RECORDS TO PROCESS:

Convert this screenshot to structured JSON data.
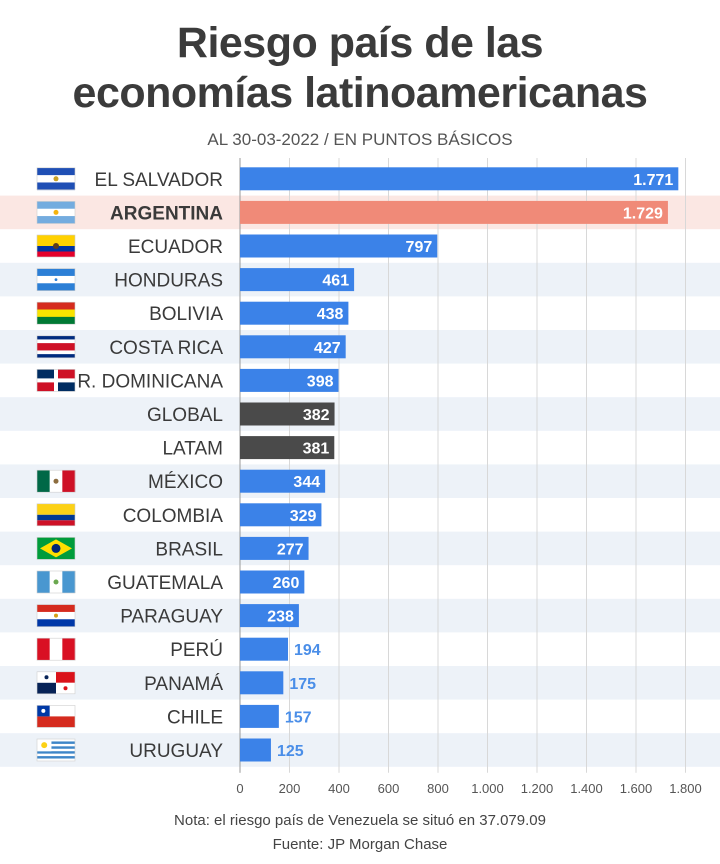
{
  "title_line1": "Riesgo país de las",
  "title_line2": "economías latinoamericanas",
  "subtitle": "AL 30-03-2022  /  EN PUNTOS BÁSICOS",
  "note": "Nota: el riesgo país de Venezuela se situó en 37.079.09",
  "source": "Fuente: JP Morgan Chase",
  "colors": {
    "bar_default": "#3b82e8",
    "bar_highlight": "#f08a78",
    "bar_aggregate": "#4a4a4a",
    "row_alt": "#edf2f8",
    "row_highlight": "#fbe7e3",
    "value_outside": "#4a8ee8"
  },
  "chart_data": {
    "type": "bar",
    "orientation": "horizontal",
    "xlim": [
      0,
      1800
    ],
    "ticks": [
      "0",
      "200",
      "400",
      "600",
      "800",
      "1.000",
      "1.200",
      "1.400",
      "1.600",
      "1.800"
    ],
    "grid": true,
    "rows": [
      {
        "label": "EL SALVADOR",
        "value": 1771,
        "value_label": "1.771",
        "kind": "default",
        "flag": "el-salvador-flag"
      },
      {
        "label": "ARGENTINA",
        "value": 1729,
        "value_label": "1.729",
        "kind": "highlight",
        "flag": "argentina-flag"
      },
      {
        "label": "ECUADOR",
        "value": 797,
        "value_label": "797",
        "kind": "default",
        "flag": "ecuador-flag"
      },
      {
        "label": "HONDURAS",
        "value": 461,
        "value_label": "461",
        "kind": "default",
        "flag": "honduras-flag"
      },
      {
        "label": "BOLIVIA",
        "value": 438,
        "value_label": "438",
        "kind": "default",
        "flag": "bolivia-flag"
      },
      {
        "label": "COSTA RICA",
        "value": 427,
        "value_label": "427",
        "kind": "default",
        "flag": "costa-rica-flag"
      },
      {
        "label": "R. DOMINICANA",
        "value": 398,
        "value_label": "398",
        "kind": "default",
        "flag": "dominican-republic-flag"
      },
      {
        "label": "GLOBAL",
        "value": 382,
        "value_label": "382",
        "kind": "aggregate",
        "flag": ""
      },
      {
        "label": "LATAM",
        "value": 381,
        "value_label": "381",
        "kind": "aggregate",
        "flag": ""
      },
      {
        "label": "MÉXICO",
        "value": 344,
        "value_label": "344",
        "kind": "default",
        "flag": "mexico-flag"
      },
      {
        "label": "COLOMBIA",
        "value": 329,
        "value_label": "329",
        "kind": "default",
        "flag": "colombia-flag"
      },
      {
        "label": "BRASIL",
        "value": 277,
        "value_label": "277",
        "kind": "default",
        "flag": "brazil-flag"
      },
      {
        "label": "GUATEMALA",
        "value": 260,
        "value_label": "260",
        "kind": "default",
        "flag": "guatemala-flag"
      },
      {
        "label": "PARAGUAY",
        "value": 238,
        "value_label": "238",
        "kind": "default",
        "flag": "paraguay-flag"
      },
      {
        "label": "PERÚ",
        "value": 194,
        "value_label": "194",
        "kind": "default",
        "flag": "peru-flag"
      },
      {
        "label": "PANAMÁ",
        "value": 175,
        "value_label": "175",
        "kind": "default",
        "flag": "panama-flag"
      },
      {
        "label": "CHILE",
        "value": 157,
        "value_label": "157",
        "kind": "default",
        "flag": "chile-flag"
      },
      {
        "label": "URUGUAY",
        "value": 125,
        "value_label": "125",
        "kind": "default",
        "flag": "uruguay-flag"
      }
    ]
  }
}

EXERCISE PROMPT: Make an exact copy of the records above, with the pictures left out.

RESULT OF THIS TASK:
Convert this screenshot to structured JSON data.
{
  "title_line1": "Riesgo país de las",
  "title_line2": "economías latinoamericanas",
  "subtitle": "AL 30-03-2022  /  EN PUNTOS BÁSICOS",
  "note": "Nota: el riesgo país de Venezuela se situó en 37.079.09",
  "source": "Fuente: JP Morgan Chase",
  "colors": {
    "bar_default": "#3b82e8",
    "bar_highlight": "#f08a78",
    "bar_aggregate": "#4a4a4a",
    "row_alt": "#edf2f8",
    "row_highlight": "#fbe7e3",
    "value_outside": "#4a8ee8"
  },
  "chart_data": {
    "type": "bar",
    "orientation": "horizontal",
    "xlim": [
      0,
      1800
    ],
    "ticks": [
      "0",
      "200",
      "400",
      "600",
      "800",
      "1.000",
      "1.200",
      "1.400",
      "1.600",
      "1.800"
    ],
    "grid": true,
    "rows": [
      {
        "label": "EL SALVADOR",
        "value": 1771,
        "value_label": "1.771",
        "kind": "default",
        "flag": "el-salvador-flag"
      },
      {
        "label": "ARGENTINA",
        "value": 1729,
        "value_label": "1.729",
        "kind": "highlight",
        "flag": "argentina-flag"
      },
      {
        "label": "ECUADOR",
        "value": 797,
        "value_label": "797",
        "kind": "default",
        "flag": "ecuador-flag"
      },
      {
        "label": "HONDURAS",
        "value": 461,
        "value_label": "461",
        "kind": "default",
        "flag": "honduras-flag"
      },
      {
        "label": "BOLIVIA",
        "value": 438,
        "value_label": "438",
        "kind": "default",
        "flag": "bolivia-flag"
      },
      {
        "label": "COSTA RICA",
        "value": 427,
        "value_label": "427",
        "kind": "default",
        "flag": "costa-rica-flag"
      },
      {
        "label": "R. DOMINICANA",
        "value": 398,
        "value_label": "398",
        "kind": "default",
        "flag": "dominican-republic-flag"
      },
      {
        "label": "GLOBAL",
        "value": 382,
        "value_label": "382",
        "kind": "aggregate",
        "flag": ""
      },
      {
        "label": "LATAM",
        "value": 381,
        "value_label": "381",
        "kind": "aggregate",
        "flag": ""
      },
      {
        "label": "MÉXICO",
        "value": 344,
        "value_label": "344",
        "kind": "default",
        "flag": "mexico-flag"
      },
      {
        "label": "COLOMBIA",
        "value": 329,
        "value_label": "329",
        "kind": "default",
        "flag": "colombia-flag"
      },
      {
        "label": "BRASIL",
        "value": 277,
        "value_label": "277",
        "kind": "default",
        "flag": "brazil-flag"
      },
      {
        "label": "GUATEMALA",
        "value": 260,
        "value_label": "260",
        "kind": "default",
        "flag": "guatemala-flag"
      },
      {
        "label": "PARAGUAY",
        "value": 238,
        "value_label": "238",
        "kind": "default",
        "flag": "paraguay-flag"
      },
      {
        "label": "PERÚ",
        "value": 194,
        "value_label": "194",
        "kind": "default",
        "flag": "peru-flag"
      },
      {
        "label": "PANAMÁ",
        "value": 175,
        "value_label": "175",
        "kind": "default",
        "flag": "panama-flag"
      },
      {
        "label": "CHILE",
        "value": 157,
        "value_label": "157",
        "kind": "default",
        "flag": "chile-flag"
      },
      {
        "label": "URUGUAY",
        "value": 125,
        "value_label": "125",
        "kind": "default",
        "flag": "uruguay-flag"
      }
    ]
  }
}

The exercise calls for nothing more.